Dataset items:
──────────────────────────────

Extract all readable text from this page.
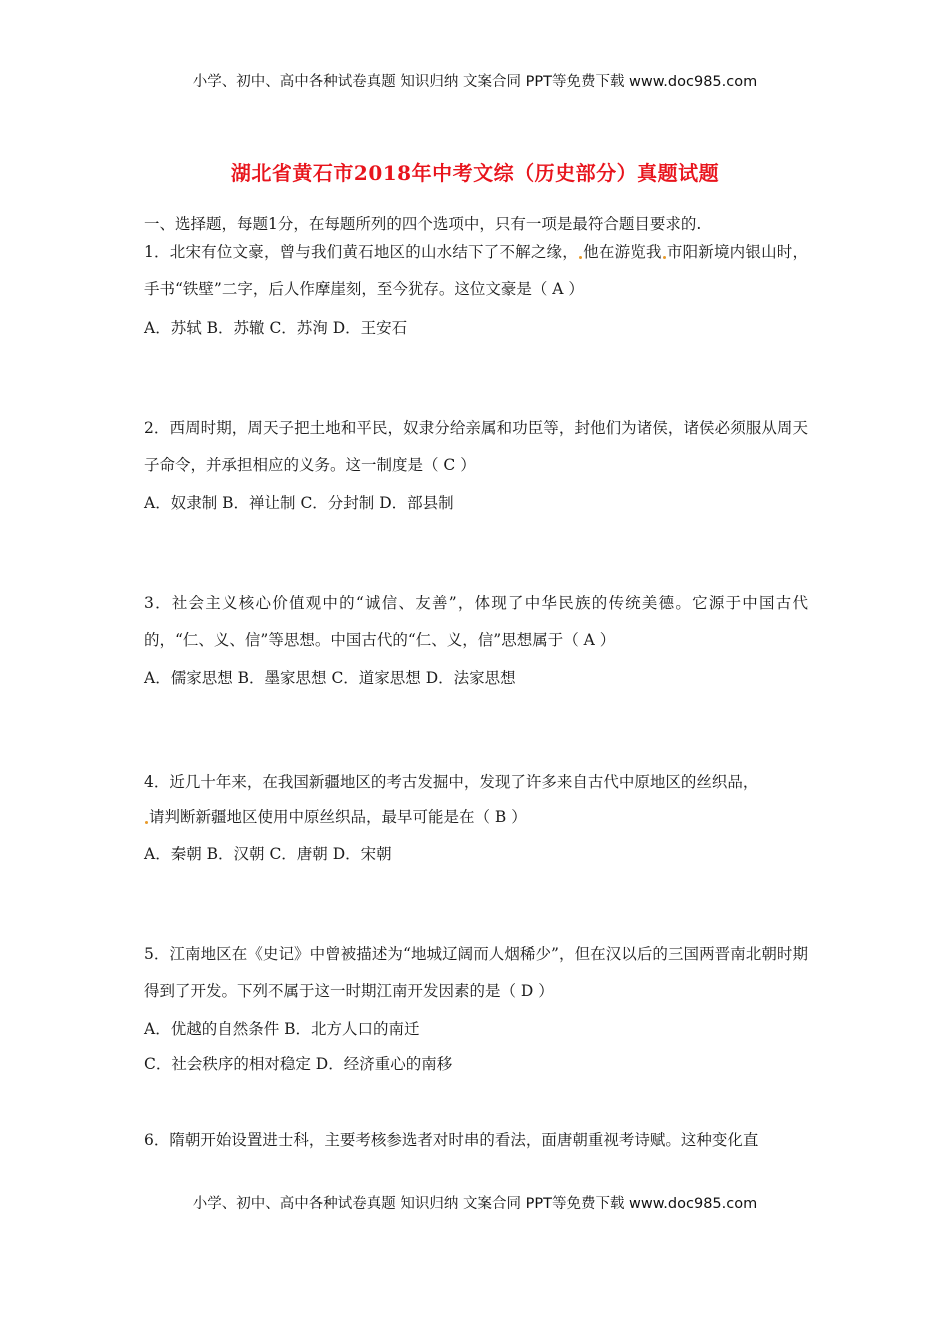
小学、初中、高中各种试卷真题 知识归纳 文案合同 PPT等免费下载 www.doc985.com
湖北省黄石市2018年中考文综（历史部分）真题试题
一、选择题，每题1分，在每题所列的四个选项中，只有一项是最符合题目要求的.
1．北宋有位文豪，曾与我们黄石地区的山水结下了不解之缘， 他在游览我 市阳新境内银山时，手书“铁壁”二字，后人作摩崖刻，至今犹存。这位文豪是（ A ）
A．苏轼 B．苏辙 C．苏洵 D．王安石
2．西周时期，周天子把土地和平民，奴隶分给亲属和功臣等，封他们为诸侯，诸侯必须服从周天子命令，并承担相应的义务。这一制度是（ C ）
A．奴隶制 B．禅让制 C．分封制 D．部县制
3．社会主义核心价值观中的“诚信、友善”，体现了中华民族的传统美德。它源于中国古代的，“仁、义、信”等思想。中国古代的“仁、义，信”思想属于（ A ）
A．儒家思想 B．墨家思想 C．道家思想 D．法家思想
4．近几十年来，在我国新疆地区的考古发掘中，发现了许多来自古代中原地区的丝织品，
请判断新疆地区使用中原丝织品，最早可能是在（ B ）
A．秦朝 B．汉朝 C．唐朝 D．宋朝
5．江南地区在《史记》中曾被描述为“地城辽阔而人烟稀少”，但在汉以后的三国两晋南北朝时期得到了开发。下列不属于这一时期江南开发因素的是（ D ）
A．优越的自然条件 B．北方人口的南迁
C．社会秩序的相对稳定 D．经济重心的南移
6．隋朝开始设置进士科，主要考核参选者对时串的看法，面唐朝重视考诗赋。这种变化直
小学、初中、高中各种试卷真题 知识归纳 文案合同 PPT等免费下载 www.doc985.com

──────────────────────────────

**Goal**
Transcribe the material as is, with images omitted.

**Output for this task**
Extract all readable text from this page.
小学、初中、高中各种试卷真题 知识归纳 文案合同 PPT等免费下载 www.doc985.com
湖北省黄石市2018年中考文综（历史部分）真题试题
一、选择题，每题1分，在每题所列的四个选项中，只有一项是最符合题目要求的.
1．北宋有位文豪，曾与我们黄石地区的山水结下了不解之缘， 他在游览我 市阳新境内银山时，手书“铁壁”二字，后人作摩崖刻，至今犹存。这位文豪是（ A ）
A．苏轼 B．苏辙 C．苏洵 D．王安石
2．西周时期，周天子把土地和平民，奴隶分给亲属和功臣等，封他们为诸侯，诸侯必须服从周天子命令，并承担相应的义务。这一制度是（ C ）
A．奴隶制 B．禅让制 C．分封制 D．部县制
3．社会主义核心价值观中的“诚信、友善”，体现了中华民族的传统美德。它源于中国古代的，“仁、义、信”等思想。中国古代的“仁、义，信”思想属于（ A ）
A．儒家思想 B．墨家思想 C．道家思想 D．法家思想
4．近几十年来，在我国新疆地区的考古发掘中，发现了许多来自古代中原地区的丝织品，
请判断新疆地区使用中原丝织品，最早可能是在（ B ）
A．秦朝 B．汉朝 C．唐朝 D．宋朝
5．江南地区在《史记》中曾被描述为“地城辽阔而人烟稀少”，但在汉以后的三国两晋南北朝时期得到了开发。下列不属于这一时期江南开发因素的是（ D ）
A．优越的自然条件 B．北方人口的南迁
C．社会秩序的相对稳定 D．经济重心的南移
6．隋朝开始设置进士科，主要考核参选者对时串的看法，面唐朝重视考诗赋。这种变化直
小学、初中、高中各种试卷真题 知识归纳 文案合同 PPT等免费下载 www.doc985.com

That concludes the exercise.